Extracted records
— begin —

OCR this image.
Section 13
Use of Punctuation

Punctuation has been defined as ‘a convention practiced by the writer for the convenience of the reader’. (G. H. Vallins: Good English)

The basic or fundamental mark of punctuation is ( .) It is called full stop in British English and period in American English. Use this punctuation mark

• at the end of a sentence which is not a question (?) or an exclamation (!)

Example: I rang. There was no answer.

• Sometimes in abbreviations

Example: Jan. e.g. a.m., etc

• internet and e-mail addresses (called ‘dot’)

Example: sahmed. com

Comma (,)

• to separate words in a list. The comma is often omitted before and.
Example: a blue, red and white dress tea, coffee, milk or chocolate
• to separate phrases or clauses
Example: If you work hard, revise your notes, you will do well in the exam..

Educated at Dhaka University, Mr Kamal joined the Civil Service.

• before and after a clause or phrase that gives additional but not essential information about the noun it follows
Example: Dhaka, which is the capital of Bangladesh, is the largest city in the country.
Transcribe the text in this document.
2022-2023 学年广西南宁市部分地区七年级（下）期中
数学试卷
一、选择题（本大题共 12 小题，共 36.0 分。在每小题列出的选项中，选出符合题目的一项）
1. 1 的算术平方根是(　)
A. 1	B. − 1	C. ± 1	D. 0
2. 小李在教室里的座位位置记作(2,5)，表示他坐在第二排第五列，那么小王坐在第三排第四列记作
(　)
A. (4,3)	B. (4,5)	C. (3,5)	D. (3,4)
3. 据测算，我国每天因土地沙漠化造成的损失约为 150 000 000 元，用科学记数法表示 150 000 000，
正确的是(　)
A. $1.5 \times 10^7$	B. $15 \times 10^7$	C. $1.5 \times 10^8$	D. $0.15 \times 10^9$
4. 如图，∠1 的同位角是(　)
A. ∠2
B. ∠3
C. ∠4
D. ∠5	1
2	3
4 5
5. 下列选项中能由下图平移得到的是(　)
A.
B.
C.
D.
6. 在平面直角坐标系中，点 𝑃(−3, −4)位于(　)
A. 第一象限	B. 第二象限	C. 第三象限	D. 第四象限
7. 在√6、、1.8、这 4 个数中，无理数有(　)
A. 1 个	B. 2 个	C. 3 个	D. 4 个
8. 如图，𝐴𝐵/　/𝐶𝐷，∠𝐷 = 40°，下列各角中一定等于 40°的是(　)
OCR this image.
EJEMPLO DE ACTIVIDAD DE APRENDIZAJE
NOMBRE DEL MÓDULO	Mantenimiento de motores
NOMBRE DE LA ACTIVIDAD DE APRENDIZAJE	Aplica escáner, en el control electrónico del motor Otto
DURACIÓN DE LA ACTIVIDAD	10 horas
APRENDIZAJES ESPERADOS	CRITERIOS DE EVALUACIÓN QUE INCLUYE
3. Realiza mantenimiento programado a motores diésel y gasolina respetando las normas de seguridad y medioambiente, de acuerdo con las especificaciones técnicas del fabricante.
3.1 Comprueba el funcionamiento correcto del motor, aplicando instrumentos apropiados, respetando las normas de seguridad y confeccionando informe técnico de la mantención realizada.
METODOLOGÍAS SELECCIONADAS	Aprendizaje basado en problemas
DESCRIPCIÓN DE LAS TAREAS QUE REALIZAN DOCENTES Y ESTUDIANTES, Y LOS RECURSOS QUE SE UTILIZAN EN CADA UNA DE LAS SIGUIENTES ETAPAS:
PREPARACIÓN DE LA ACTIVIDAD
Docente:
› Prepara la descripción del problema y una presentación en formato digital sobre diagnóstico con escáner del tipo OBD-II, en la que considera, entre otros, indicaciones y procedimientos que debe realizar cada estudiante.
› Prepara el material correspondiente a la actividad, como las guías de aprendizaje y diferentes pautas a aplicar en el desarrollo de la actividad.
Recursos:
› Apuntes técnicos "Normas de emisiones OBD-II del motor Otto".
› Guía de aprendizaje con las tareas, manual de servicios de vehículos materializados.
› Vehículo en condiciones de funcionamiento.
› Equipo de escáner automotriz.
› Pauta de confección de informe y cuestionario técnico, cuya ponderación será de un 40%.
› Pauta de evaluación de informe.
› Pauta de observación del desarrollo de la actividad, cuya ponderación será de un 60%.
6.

— end —

Job
Report how many lines above hold the string "Dhaka", giving nothing but the number.

Task answer
2